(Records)
____

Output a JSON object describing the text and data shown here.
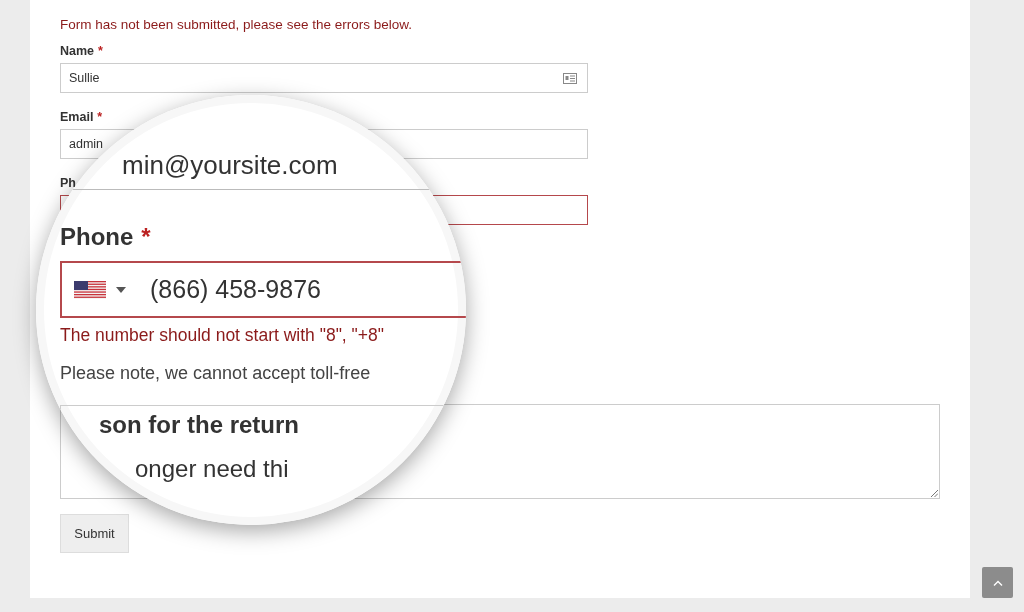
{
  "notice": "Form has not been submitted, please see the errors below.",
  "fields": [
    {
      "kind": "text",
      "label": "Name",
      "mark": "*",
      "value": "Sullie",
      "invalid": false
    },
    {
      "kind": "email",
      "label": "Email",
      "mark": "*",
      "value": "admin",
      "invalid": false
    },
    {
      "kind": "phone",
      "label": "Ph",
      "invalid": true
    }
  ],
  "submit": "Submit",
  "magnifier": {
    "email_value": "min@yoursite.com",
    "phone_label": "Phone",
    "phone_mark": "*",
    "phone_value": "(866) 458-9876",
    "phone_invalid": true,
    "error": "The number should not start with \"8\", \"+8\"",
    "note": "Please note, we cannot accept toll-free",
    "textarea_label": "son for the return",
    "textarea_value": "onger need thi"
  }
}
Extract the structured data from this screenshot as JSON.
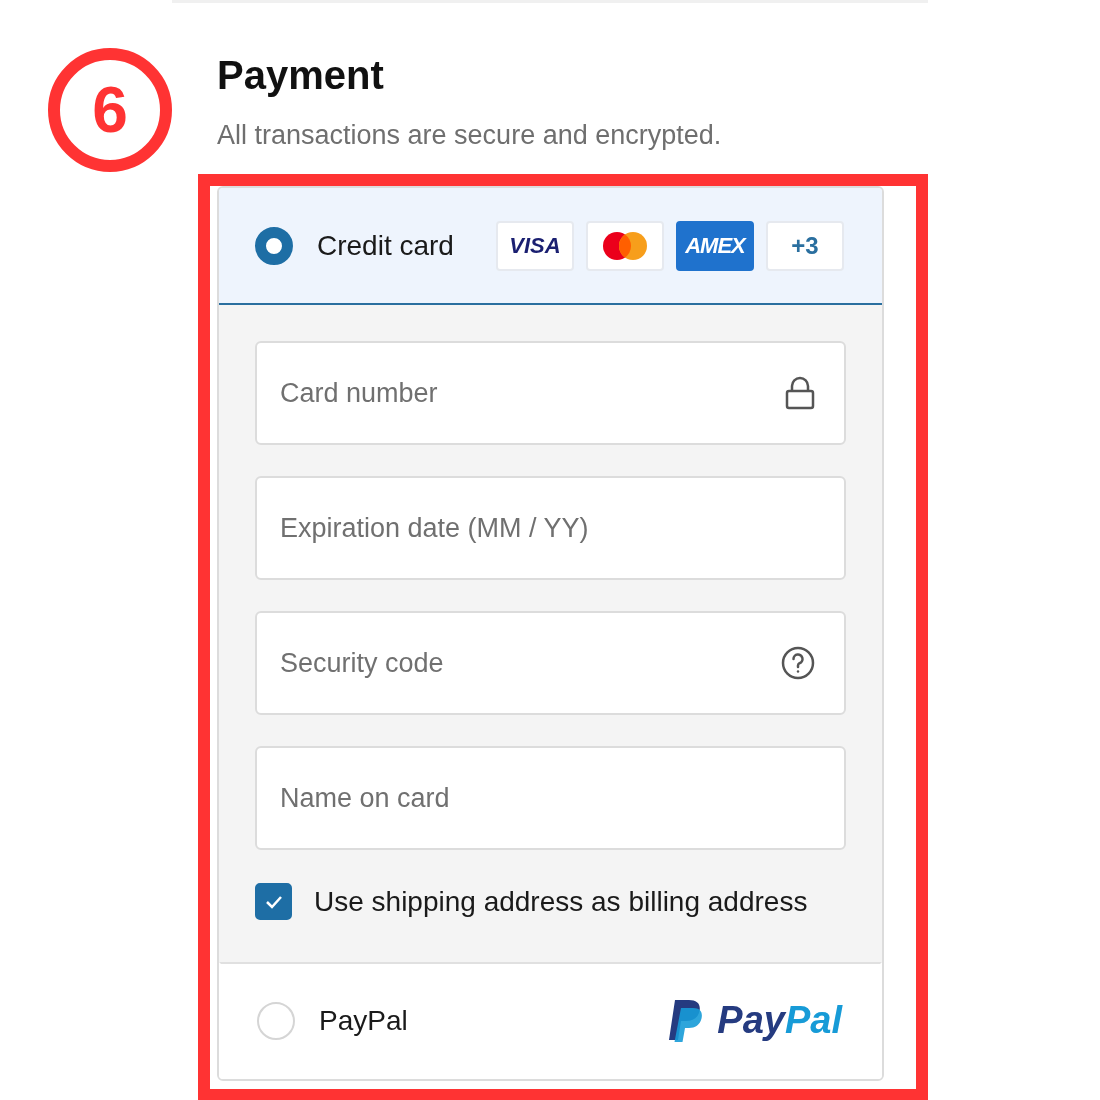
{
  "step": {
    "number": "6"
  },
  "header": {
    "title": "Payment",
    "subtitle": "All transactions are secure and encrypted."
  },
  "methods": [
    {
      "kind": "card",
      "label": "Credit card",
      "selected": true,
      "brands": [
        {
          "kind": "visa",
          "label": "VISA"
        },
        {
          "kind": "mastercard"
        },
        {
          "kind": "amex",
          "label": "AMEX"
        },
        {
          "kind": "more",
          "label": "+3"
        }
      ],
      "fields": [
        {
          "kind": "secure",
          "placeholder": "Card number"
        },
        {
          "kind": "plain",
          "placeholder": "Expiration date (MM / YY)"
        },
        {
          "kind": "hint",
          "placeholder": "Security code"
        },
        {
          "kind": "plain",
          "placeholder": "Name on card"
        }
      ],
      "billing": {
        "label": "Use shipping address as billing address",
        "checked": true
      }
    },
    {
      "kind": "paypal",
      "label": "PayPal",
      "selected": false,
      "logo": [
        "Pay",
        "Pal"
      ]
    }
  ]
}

____

REQUIRED WORK →
Leave out every line without the string "placeholder" and copy the rest.

RESULT OF THE EXERCISE →
          "placeholder": "Card number"
          "placeholder": "Expiration date (MM / YY)"
          "placeholder": "Security code"
          "placeholder": "Name on card"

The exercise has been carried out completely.